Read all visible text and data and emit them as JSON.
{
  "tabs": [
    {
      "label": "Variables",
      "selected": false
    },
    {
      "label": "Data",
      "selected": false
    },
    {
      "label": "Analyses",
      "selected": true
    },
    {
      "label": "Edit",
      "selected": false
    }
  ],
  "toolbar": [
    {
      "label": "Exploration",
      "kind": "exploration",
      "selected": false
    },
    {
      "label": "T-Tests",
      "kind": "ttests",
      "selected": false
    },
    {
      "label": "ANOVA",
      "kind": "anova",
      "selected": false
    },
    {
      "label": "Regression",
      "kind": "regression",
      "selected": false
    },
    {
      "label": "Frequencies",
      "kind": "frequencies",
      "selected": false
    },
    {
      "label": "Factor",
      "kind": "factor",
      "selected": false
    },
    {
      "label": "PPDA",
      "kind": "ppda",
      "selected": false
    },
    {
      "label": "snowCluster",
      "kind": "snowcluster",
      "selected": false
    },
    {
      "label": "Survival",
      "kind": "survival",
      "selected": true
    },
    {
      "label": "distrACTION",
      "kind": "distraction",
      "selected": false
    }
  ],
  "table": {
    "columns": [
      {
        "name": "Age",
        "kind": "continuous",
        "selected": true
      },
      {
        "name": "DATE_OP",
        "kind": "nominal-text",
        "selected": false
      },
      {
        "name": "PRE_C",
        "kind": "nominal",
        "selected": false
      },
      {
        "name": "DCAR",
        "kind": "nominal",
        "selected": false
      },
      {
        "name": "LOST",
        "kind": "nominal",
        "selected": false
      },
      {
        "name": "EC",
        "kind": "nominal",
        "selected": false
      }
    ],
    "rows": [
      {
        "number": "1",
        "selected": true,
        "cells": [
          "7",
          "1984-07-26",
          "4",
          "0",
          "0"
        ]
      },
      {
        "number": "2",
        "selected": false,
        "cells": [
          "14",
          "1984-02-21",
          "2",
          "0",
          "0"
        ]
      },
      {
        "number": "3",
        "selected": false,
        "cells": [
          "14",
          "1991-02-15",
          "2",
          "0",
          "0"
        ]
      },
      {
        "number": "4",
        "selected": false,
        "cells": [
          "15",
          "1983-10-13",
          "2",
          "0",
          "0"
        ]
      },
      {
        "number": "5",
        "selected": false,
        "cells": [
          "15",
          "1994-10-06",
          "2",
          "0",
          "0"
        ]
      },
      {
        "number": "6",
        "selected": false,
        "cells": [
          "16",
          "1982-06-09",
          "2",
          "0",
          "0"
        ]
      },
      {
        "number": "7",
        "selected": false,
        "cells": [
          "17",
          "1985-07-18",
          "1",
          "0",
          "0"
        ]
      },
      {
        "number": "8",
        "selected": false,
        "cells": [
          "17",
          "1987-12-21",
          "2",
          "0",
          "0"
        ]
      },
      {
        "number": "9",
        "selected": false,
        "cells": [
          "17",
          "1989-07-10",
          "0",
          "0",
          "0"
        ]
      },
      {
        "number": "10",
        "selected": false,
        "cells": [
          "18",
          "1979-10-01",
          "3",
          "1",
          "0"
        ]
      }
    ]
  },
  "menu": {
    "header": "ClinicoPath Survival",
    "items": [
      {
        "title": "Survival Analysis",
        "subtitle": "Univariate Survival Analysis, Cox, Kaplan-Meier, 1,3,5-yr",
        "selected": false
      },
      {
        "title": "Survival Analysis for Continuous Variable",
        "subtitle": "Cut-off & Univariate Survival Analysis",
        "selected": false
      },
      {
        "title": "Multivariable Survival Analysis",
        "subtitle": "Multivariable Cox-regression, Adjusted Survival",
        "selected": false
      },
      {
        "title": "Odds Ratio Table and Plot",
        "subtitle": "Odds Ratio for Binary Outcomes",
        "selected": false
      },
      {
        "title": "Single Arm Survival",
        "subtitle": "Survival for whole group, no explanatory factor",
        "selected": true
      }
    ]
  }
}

- - - - -

◆ WHAT IS REQUIRED: Look over the material above and show each line where "Odds" appears.

◆ WRITTEN ANSWER:
        "title": "Odds Ratio Table and Plot",
        "subtitle": "Odds Ratio for Binary Outcomes",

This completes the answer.